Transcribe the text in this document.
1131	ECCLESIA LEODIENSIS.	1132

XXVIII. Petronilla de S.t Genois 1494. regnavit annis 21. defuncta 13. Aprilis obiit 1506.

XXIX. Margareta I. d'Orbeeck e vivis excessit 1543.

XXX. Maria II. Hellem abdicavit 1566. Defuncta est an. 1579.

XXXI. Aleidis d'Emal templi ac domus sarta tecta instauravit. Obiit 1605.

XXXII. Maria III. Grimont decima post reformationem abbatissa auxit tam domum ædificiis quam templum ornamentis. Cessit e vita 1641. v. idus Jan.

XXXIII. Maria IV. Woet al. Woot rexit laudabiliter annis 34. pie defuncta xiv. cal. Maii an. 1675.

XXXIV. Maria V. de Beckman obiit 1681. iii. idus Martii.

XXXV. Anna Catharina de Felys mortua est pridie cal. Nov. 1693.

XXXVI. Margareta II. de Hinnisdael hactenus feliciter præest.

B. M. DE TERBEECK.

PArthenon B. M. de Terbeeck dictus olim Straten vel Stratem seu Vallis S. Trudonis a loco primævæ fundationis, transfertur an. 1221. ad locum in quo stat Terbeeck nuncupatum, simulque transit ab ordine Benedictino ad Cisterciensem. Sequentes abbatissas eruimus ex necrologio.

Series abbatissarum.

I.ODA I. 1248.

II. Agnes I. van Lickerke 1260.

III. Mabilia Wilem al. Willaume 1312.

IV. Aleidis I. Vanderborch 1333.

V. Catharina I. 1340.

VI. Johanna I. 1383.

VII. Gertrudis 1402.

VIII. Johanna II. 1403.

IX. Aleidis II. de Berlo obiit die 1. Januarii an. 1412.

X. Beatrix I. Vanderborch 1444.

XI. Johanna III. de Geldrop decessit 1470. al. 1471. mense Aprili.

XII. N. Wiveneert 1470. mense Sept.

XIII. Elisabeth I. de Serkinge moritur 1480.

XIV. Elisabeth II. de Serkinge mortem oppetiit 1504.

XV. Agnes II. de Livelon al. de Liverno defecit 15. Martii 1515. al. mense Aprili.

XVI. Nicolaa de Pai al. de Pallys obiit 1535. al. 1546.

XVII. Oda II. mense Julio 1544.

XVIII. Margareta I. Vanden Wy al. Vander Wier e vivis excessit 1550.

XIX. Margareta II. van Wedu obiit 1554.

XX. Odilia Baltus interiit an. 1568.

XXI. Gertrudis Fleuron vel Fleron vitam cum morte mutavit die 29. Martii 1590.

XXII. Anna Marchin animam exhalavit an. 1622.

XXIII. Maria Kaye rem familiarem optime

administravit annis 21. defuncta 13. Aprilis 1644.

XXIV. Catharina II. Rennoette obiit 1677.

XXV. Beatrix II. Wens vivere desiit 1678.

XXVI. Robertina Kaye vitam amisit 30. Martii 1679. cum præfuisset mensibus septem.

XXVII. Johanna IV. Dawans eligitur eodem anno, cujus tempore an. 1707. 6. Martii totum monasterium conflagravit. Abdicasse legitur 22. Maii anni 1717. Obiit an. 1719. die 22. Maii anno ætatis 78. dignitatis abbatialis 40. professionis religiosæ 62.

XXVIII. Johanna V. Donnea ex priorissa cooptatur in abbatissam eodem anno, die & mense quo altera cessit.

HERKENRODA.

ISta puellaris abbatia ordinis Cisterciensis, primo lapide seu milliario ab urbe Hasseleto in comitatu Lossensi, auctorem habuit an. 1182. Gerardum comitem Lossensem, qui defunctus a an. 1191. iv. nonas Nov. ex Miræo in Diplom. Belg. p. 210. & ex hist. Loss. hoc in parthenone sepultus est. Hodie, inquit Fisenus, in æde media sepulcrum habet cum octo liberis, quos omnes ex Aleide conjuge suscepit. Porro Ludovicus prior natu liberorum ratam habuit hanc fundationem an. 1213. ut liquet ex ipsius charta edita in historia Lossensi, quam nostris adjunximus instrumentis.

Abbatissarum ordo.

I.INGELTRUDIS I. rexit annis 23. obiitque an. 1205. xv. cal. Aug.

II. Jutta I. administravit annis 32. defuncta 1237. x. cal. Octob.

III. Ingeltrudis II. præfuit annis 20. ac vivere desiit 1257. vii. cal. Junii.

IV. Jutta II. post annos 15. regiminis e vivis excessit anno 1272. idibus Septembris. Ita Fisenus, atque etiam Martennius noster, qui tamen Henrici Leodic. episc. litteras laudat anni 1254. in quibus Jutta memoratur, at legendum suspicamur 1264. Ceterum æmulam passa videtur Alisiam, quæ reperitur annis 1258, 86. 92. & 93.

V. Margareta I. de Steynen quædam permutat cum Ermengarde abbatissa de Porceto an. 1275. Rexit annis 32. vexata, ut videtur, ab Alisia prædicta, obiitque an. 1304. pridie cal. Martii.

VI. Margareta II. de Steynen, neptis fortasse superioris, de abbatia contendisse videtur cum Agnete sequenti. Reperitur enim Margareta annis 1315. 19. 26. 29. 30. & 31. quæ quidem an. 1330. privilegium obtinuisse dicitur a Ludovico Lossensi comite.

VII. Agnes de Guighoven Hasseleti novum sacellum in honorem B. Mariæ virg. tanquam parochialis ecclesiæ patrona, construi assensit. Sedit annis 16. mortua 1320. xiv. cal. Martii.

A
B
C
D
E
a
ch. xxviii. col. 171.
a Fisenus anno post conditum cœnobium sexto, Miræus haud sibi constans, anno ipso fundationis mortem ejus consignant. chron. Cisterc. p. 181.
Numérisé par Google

- **Short exercise**
Your task is to retype all of the records exactly.

- **Solution to the problem**
Transcribe the text in this document.
1131	ECCLESIA LEODIENSIS.	1132

XXVIII. Petronilla de S.t Genois 1494. regnavit annis 21. defuncta 13. Aprilis obiit 1506.

XXIX. Margareta I. d'Orbeeck e vivis excessit 1543.

XXX. Maria II. Hellem abdicavit 1566. Defuncta est an. 1579.

XXXI. Aleidis d'Emal templi ac domus sarta tecta instauravit. Obiit 1605.

XXXII. Maria III. Grimont decima post reformationem abbatissa auxit tam domum ædificiis quam templum ornamentis. Cessit e vita 1641. v. idus Jan.

XXXIII. Maria IV. Woet al. Woot rexit laudabiliter annis 34. pie defuncta xiv. cal. Maii an. 1675.

XXXIV. Maria V. de Beckman obiit 1681. iii. idus Martii.

XXXV. Anna Catharina de Felys mortua est pridie cal. Nov. 1693.

XXXVI. Margareta II. de Hinnisdael hactenus feliciter præest.

B. M. DE TERBEECK.

PArthenon B. M. de Terbeeck dictus olim Straten vel Stratem seu Vallis S. Trudonis a loco primævæ fundationis, transfertur an. 1221. ad locum in quo stat Terbeeck nuncupatum, simulque transit ab ordine Benedictino ad Cisterciensem. Sequentes abbatissas eruimus ex necrologio.

Series abbatissarum.

I.ODA I. 1248.

II. Agnes I. van Lickerke 1260.

III. Mabilia Wilem al. Willaume 1312.

IV. Aleidis I. Vanderborch 1333.

V. Catharina I. 1340.

VI. Johanna I. 1383.

VII. Gertrudis 1402.

VIII. Johanna II. 1403.

IX. Aleidis II. de Berlo obiit die 1. Januarii an. 1412.

X. Beatrix I. Vanderborch 1444.

XI. Johanna III. de Geldrop decessit 1470. al. 1471. mense Aprili.

XII. N. Wiveneert 1470. mense Sept.

XIII. Elisabeth I. de Serkinge moritur 1480.

XIV. Elisabeth II. de Serkinge mortem oppetiit 1504.

XV. Agnes II. de Livelon al. de Liverno defecit 15. Martii 1515. al. mense Aprili.

XVI. Nicolaa de Pai al. de Pallys obiit 1535. al. 1546.

XVII. Oda II. mense Julio 1544.

XVIII. Margareta I. Vanden Wy al. Vander Wier e vivis excessit 1550.

XIX. Margareta II. van Wedu obiit 1554.

XX. Odilia Baltus interiit an. 1568.

XXI. Gertrudis Fleuron vel Fleron vitam cum morte mutavit die 29. Martii 1590.

XXII. Anna Marchin animam exhalavit an. 1622.

XXIII. Maria Kaye rem familiarem optime

administravit annis 21. defuncta 13. Aprilis 1644.

XXIV. Catharina II. Rennoette obiit 1677.

XXV. Beatrix II. Wens vivere desiit 1678.

XXVI. Robertina Kaye vitam amisit 30. Martii 1679. cum præfuisset mensibus septem.

XXVII. Johanna IV. Dawans eligitur eodem anno, cujus tempore an. 1707. 6. Martii totum monasterium conflagravit. Abdicasse legitur 22. Maii anni 1717. Obiit an. 1719. die 22. Maii anno ætatis 78. dignitatis abbatialis 40. professionis religiosæ 62.

XXVIII. Johanna V. Donnea ex priorissa cooptatur in abbatissam eodem anno, die & mense quo altera cessit.

HERKENRODA.

ISta puellaris abbatia ordinis Cisterciensis, primo lapide seu milliario ab urbe Hasseleto in comitatu Lossensi, auctorem habuit an. 1182. Gerardum comitem Lossensem, qui defunctus a an. 1191. iv. nonas Nov. ex Miræo in Diplom. Belg. p. 210. & ex hist. Loss. hoc in parthenone sepultus est. Hodie, inquit Fisenus, in æde media sepulcrum habet cum octo liberis, quos omnes ex Aleide conjuge suscepit. Porro Ludovicus prior natu liberorum ratam habuit hanc fundationem an. 1213. ut liquet ex ipsius charta edita in historia Lossensi, quam nostris adjunximus instrumentis.

Abbatissarum ordo.

I.INGELTRUDIS I. rexit annis 23. obiitque an. 1205. xv. cal. Aug.

II. Jutta I. administravit annis 32. defuncta 1237. x. cal. Octob.

III. Ingeltrudis II. præfuit annis 20. ac vivere desiit 1257. vii. cal. Junii.

IV. Jutta II. post annos 15. regiminis e vivis excessit anno 1272. idibus Septembris. Ita Fisenus, atque etiam Martennius noster, qui tamen Henrici Leodic. episc. litteras laudat anni 1254. in quibus Jutta memoratur, at legendum suspicamur 1264. Ceterum æmulam passa videtur Alisiam, quæ reperitur annis 1258, 86. 92. & 93.

V. Margareta I. de Steynen quædam permutat cum Ermengarde abbatissa de Porceto an. 1275. Rexit annis 32. vexata, ut videtur, ab Alisia prædicta, obiitque an. 1304. pridie cal. Martii.

VI. Margareta II. de Steynen, neptis fortasse superioris, de abbatia contendisse videtur cum Agnete sequenti. Reperitur enim Margareta annis 1315. 19. 26. 29. 30. & 31. quæ quidem an. 1330. privilegium obtinuisse dicitur a Ludovico Lossensi comite.

VII. Agnes de Guighoven Hasseleti novum sacellum in honorem B. Mariæ virg. tanquam parochialis ecclesiæ patrona, construi assensit. Sedit annis 16. mortua 1320. xiv. cal. Martii.

A
B
C
D
E
a
ch. xxviii. col. 171.
a Fisenus anno post conditum cœnobium sexto, Miræus haud sibi constans, anno ipso fundationis mortem ejus consignant. chron. Cisterc. p. 181.
Numérisé par Google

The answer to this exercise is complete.